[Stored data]

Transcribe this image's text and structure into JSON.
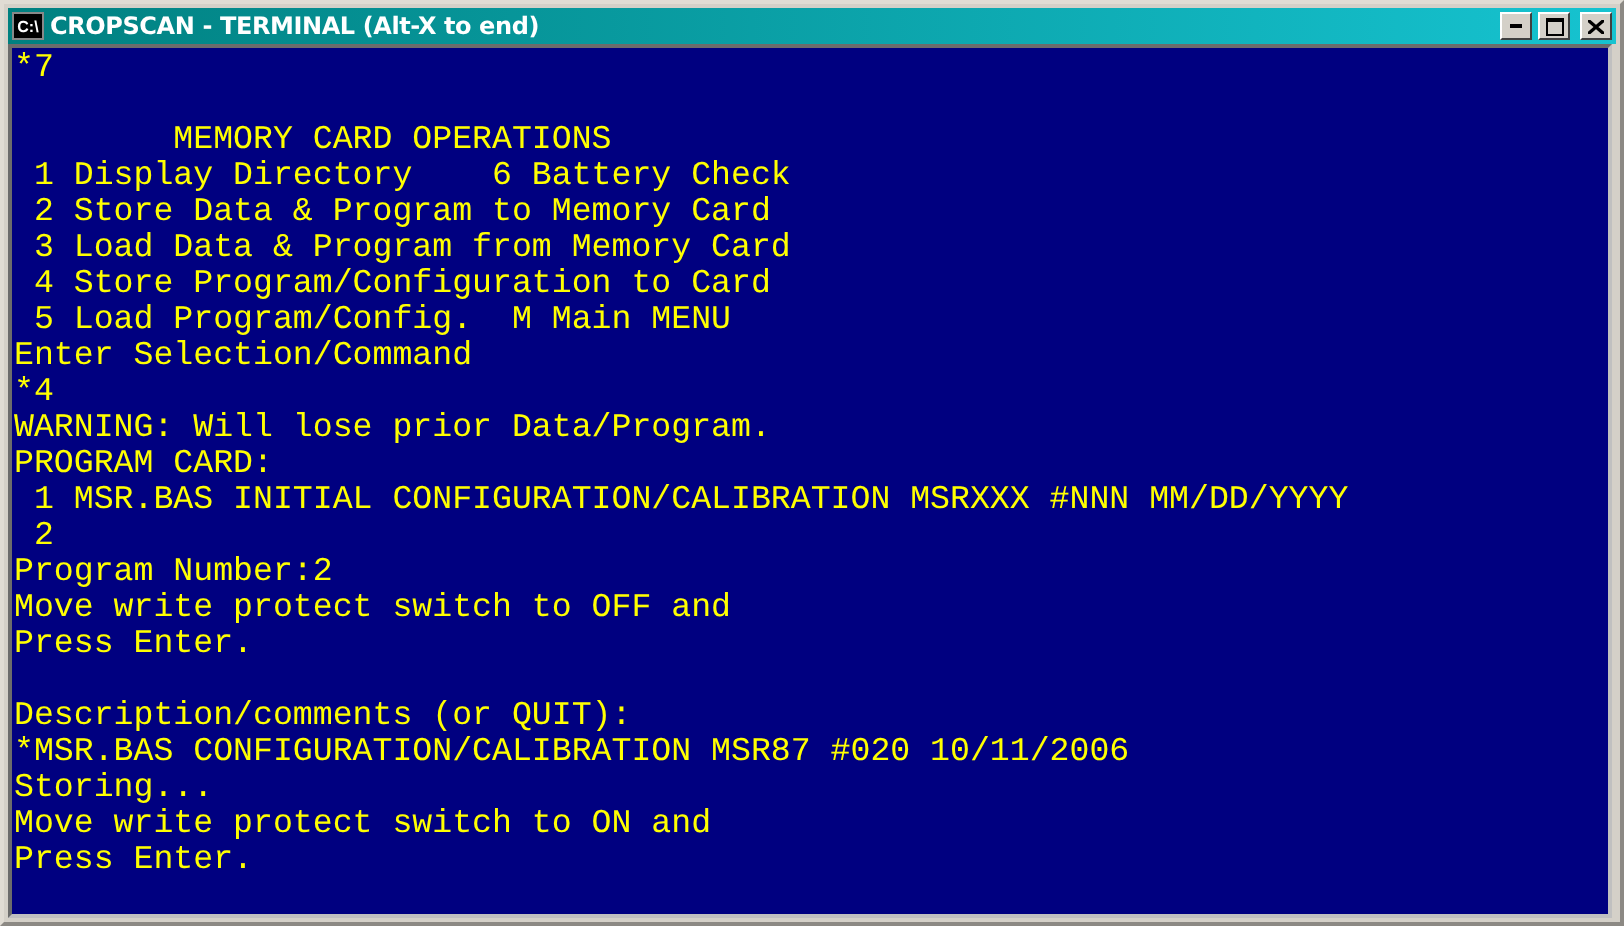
{
  "window": {
    "icon_text": "C:\\",
    "title": "CROPSCAN - TERMINAL (Alt-X to end)",
    "buttons": [
      {
        "kind": "minimize"
      },
      {
        "kind": "maximize"
      },
      {
        "kind": "close"
      }
    ]
  },
  "terminal": {
    "blocks": [
      [
        "*7"
      ],
      [
        "        MEMORY CARD OPERATIONS",
        " 1 Display Directory    6 Battery Check",
        " 2 Store Data & Program to Memory Card",
        " 3 Load Data & Program from Memory Card",
        " 4 Store Program/Configuration to Card",
        " 5 Load Program/Config.  M Main MENU",
        "Enter Selection/Command",
        "*4",
        "WARNING: Will lose prior Data/Program.",
        "PROGRAM CARD:",
        " 1 MSR.BAS INITIAL CONFIGURATION/CALIBRATION MSRXXX #NNN MM/DD/YYYY",
        " 2",
        "Program Number:2",
        "Move write protect switch to OFF and",
        "Press Enter."
      ],
      [
        "Description/comments (or QUIT):",
        "*MSR.BAS CONFIGURATION/CALIBRATION MSR87 #020 10/11/2006",
        "Storing...",
        "Move write protect switch to ON and",
        "Press Enter."
      ]
    ]
  }
}
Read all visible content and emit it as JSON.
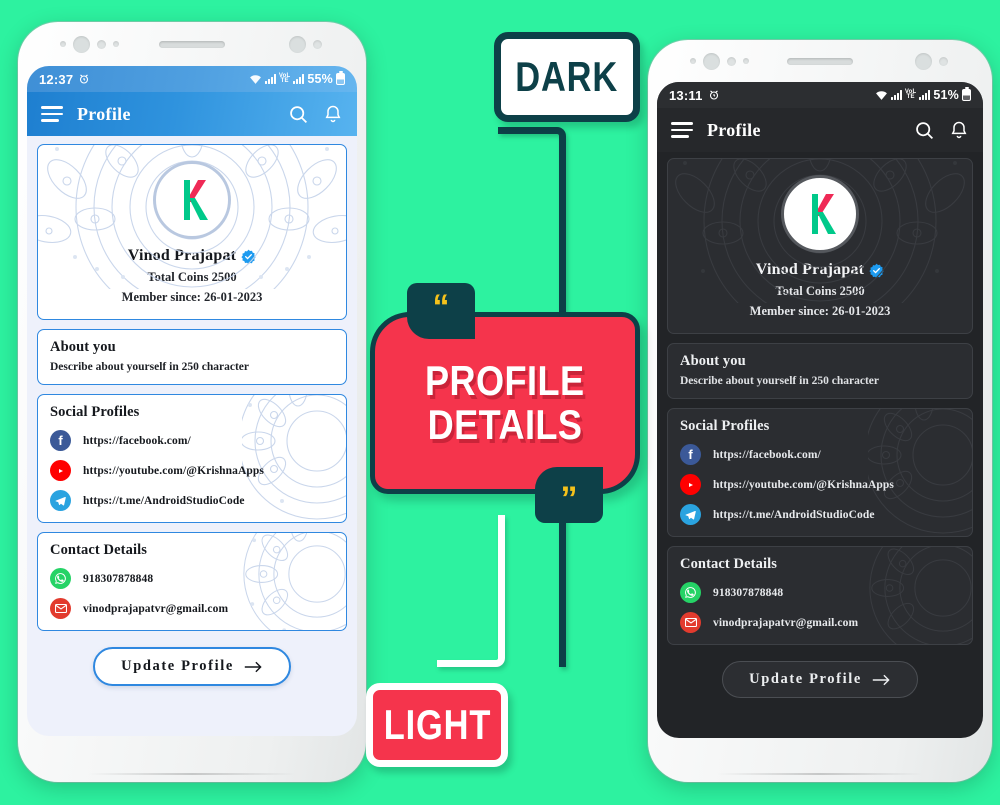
{
  "background_color": "#2df2a0",
  "labels": {
    "dark_tag": "DARK",
    "light_tag": "LIGHT",
    "banner_line1": "PROFILE",
    "banner_line2": "DETAILS",
    "quote_open": "“",
    "quote_close": "”"
  },
  "colors": {
    "accent_red": "#f5344c",
    "accent_teal": "#0d4048",
    "light_appbar": "#2f93de",
    "dark_appbar": "#26282b",
    "verified_blue": "#1d9bf0"
  },
  "light_phone": {
    "status": {
      "time": "12:37",
      "battery": "55%",
      "alarm_icon": "alarm-icon",
      "wifi_icon": "wifi-icon",
      "signal_icon": "signal-icon",
      "volte_icon": "volte-icon"
    },
    "appbar": {
      "title": "Profile",
      "menu_icon": "hamburger-icon",
      "search_icon": "search-icon",
      "bell_icon": "notification-bell-icon"
    },
    "profile": {
      "name": "Vinod Prajapat",
      "verified_icon": "verified-badge-icon",
      "coins": "Total Coins 2500",
      "member_since": "Member since: 26-01-2023",
      "avatar_letter": "K"
    },
    "about": {
      "heading": "About you",
      "text": "Describe about yourself in 250 character"
    },
    "social": {
      "heading": "Social Profiles",
      "rows": [
        {
          "icon": "facebook-icon",
          "url": "https://facebook.com/"
        },
        {
          "icon": "youtube-icon",
          "url": "https://youtube.com/@KrishnaApps"
        },
        {
          "icon": "telegram-icon",
          "url": "https://t.me/AndroidStudioCode"
        }
      ]
    },
    "contact": {
      "heading": "Contact Details",
      "rows": [
        {
          "icon": "whatsapp-icon",
          "value": "918307878848"
        },
        {
          "icon": "email-icon",
          "value": "vinodprajapatvr@gmail.com"
        }
      ]
    },
    "update_button": {
      "label": "Update Profile",
      "arrow_icon": "arrow-right-icon"
    }
  },
  "dark_phone": {
    "status": {
      "time": "13:11",
      "battery": "51%",
      "alarm_icon": "alarm-icon",
      "wifi_icon": "wifi-icon",
      "signal_icon": "signal-icon",
      "volte_icon": "volte-icon"
    },
    "appbar": {
      "title": "Profile",
      "menu_icon": "hamburger-icon",
      "search_icon": "search-icon",
      "bell_icon": "notification-bell-icon"
    },
    "profile": {
      "name": "Vinod Prajapat",
      "verified_icon": "verified-badge-icon",
      "coins": "Total Coins 2500",
      "member_since": "Member since: 26-01-2023",
      "avatar_letter": "K"
    },
    "about": {
      "heading": "About you",
      "text": "Describe about yourself in 250 character"
    },
    "social": {
      "heading": "Social Profiles",
      "rows": [
        {
          "icon": "facebook-icon",
          "url": "https://facebook.com/"
        },
        {
          "icon": "youtube-icon",
          "url": "https://youtube.com/@KrishnaApps"
        },
        {
          "icon": "telegram-icon",
          "url": "https://t.me/AndroidStudioCode"
        }
      ]
    },
    "contact": {
      "heading": "Contact Details",
      "rows": [
        {
          "icon": "whatsapp-icon",
          "value": "918307878848"
        },
        {
          "icon": "email-icon",
          "value": "vinodprajapatvr@gmail.com"
        }
      ]
    },
    "update_button": {
      "label": "Update Profile",
      "arrow_icon": "arrow-right-icon"
    }
  }
}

(What you are asked to do) Write every record out again exactly; no pictures belong in the copy.

(Exercise solution)
Transcribe this image's text and structure into JSON.
{
  "window": {
    "icon_text": "C:\\",
    "title": "CROPSCAN - TERMINAL (Alt-X to end)",
    "buttons": [
      {
        "kind": "minimize"
      },
      {
        "kind": "maximize"
      },
      {
        "kind": "close"
      }
    ]
  },
  "terminal": {
    "blocks": [
      [
        "*7"
      ],
      [
        "        MEMORY CARD OPERATIONS",
        " 1 Display Directory    6 Battery Check",
        " 2 Store Data & Program to Memory Card",
        " 3 Load Data & Program from Memory Card",
        " 4 Store Program/Configuration to Card",
        " 5 Load Program/Config.  M Main MENU",
        "Enter Selection/Command",
        "*4",
        "WARNING: Will lose prior Data/Program.",
        "PROGRAM CARD:",
        " 1 MSR.BAS INITIAL CONFIGURATION/CALIBRATION MSRXXX #NNN MM/DD/YYYY",
        " 2",
        "Program Number:2",
        "Move write protect switch to OFF and",
        "Press Enter."
      ],
      [
        "Description/comments (or QUIT):",
        "*MSR.BAS CONFIGURATION/CALIBRATION MSR87 #020 10/11/2006",
        "Storing...",
        "Move write protect switch to ON and",
        "Press Enter."
      ]
    ]
  }
}
Read all visible content and emit it as JSON.
{
  "background_color": "#2df2a0",
  "labels": {
    "dark_tag": "DARK",
    "light_tag": "LIGHT",
    "banner_line1": "PROFILE",
    "banner_line2": "DETAILS",
    "quote_open": "“",
    "quote_close": "”"
  },
  "colors": {
    "accent_red": "#f5344c",
    "accent_teal": "#0d4048",
    "light_appbar": "#2f93de",
    "dark_appbar": "#26282b",
    "verified_blue": "#1d9bf0"
  },
  "light_phone": {
    "status": {
      "time": "12:37",
      "battery": "55%",
      "alarm_icon": "alarm-icon",
      "wifi_icon": "wifi-icon",
      "signal_icon": "signal-icon",
      "volte_icon": "volte-icon"
    },
    "appbar": {
      "title": "Profile",
      "menu_icon": "hamburger-icon",
      "search_icon": "search-icon",
      "bell_icon": "notification-bell-icon"
    },
    "profile": {
      "name": "Vinod Prajapat",
      "verified_icon": "verified-badge-icon",
      "coins": "Total Coins 2500",
      "member_since": "Member since: 26-01-2023",
      "avatar_letter": "K"
    },
    "about": {
      "heading": "About you",
      "text": "Describe about yourself in 250 character"
    },
    "social": {
      "heading": "Social Profiles",
      "rows": [
        {
          "icon": "facebook-icon",
          "url": "https://facebook.com/"
        },
        {
          "icon": "youtube-icon",
          "url": "https://youtube.com/@KrishnaApps"
        },
        {
          "icon": "telegram-icon",
          "url": "https://t.me/AndroidStudioCode"
        }
      ]
    },
    "contact": {
      "heading": "Contact Details",
      "rows": [
        {
          "icon": "whatsapp-icon",
          "value": "918307878848"
        },
        {
          "icon": "email-icon",
          "value": "vinodprajapatvr@gmail.com"
        }
      ]
    },
    "update_button": {
      "label": "Update Profile",
      "arrow_icon": "arrow-right-icon"
    }
  },
  "dark_phone": {
    "status": {
      "time": "13:11",
      "battery": "51%",
      "alarm_icon": "alarm-icon",
      "wifi_icon": "wifi-icon",
      "signal_icon": "signal-icon",
      "volte_icon": "volte-icon"
    },
    "appbar": {
      "title": "Profile",
      "menu_icon": "hamburger-icon",
      "search_icon": "search-icon",
      "bell_icon": "notification-bell-icon"
    },
    "profile": {
      "name": "Vinod Prajapat",
      "verified_icon": "verified-badge-icon",
      "coins": "Total Coins 2500",
      "member_since": "Member since: 26-01-2023",
      "avatar_letter": "K"
    },
    "about": {
      "heading": "About you",
      "text": "Describe about yourself in 250 character"
    },
    "social": {
      "heading": "Social Profiles",
      "rows": [
        {
          "icon": "facebook-icon",
          "url": "https://facebook.com/"
        },
        {
          "icon": "youtube-icon",
          "url": "https://youtube.com/@KrishnaApps"
        },
        {
          "icon": "telegram-icon",
          "url": "https://t.me/AndroidStudioCode"
        }
      ]
    },
    "contact": {
      "heading": "Contact Details",
      "rows": [
        {
          "icon": "whatsapp-icon",
          "value": "918307878848"
        },
        {
          "icon": "email-icon",
          "value": "vinodprajapatvr@gmail.com"
        }
      ]
    },
    "update_button": {
      "label": "Update Profile",
      "arrow_icon": "arrow-right-icon"
    }
  }
}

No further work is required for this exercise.